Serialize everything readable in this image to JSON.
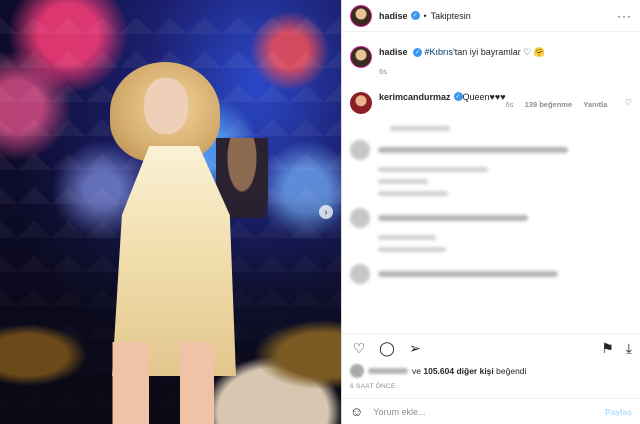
{
  "header": {
    "username": "hadise",
    "separator": "•",
    "follow_status": "Takiptesin",
    "more": "···"
  },
  "caption": {
    "username": "hadise",
    "hashtag": "#Kıbrıs",
    "text": "'tan iyi bayramlar ♡ 🤗",
    "time": "6s"
  },
  "top_comment": {
    "username": "kerimcandurmaz",
    "text": "Queen♥♥♥",
    "time": "6s",
    "likes": "139 beğenme",
    "reply": "Yanıtla"
  },
  "likes_line": {
    "connector": "ve",
    "count": "105.604 diğer kişi",
    "suffix": "beğendi"
  },
  "timestamp": "6 SAAT ÖNCE",
  "add_comment": {
    "placeholder": "Yorum ekle...",
    "post_label": "Paylaş"
  },
  "icons": {
    "more": "more-icon",
    "like": "heart-icon",
    "comment": "comment-icon",
    "share": "send-icon",
    "save": "bookmark-icon",
    "download": "download-icon",
    "emoji": "smiley-icon",
    "next": "chevron-right-icon"
  },
  "colors": {
    "verified": "#3897f0",
    "link": "#00376b",
    "post_button": "#b2dffc"
  }
}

**Directions for this task**: Copy every line of the data word for word, omitting the images.

**Completed task**:
Serialize everything readable in this image to JSON.
{
  "header": {
    "username": "hadise",
    "separator": "•",
    "follow_status": "Takiptesin",
    "more": "···"
  },
  "caption": {
    "username": "hadise",
    "hashtag": "#Kıbrıs",
    "text": "'tan iyi bayramlar ♡ 🤗",
    "time": "6s"
  },
  "top_comment": {
    "username": "kerimcandurmaz",
    "text": "Queen♥♥♥",
    "time": "6s",
    "likes": "139 beğenme",
    "reply": "Yanıtla"
  },
  "likes_line": {
    "connector": "ve",
    "count": "105.604 diğer kişi",
    "suffix": "beğendi"
  },
  "timestamp": "6 SAAT ÖNCE",
  "add_comment": {
    "placeholder": "Yorum ekle...",
    "post_label": "Paylaş"
  },
  "icons": {
    "more": "more-icon",
    "like": "heart-icon",
    "comment": "comment-icon",
    "share": "send-icon",
    "save": "bookmark-icon",
    "download": "download-icon",
    "emoji": "smiley-icon",
    "next": "chevron-right-icon"
  },
  "colors": {
    "verified": "#3897f0",
    "link": "#00376b",
    "post_button": "#b2dffc"
  }
}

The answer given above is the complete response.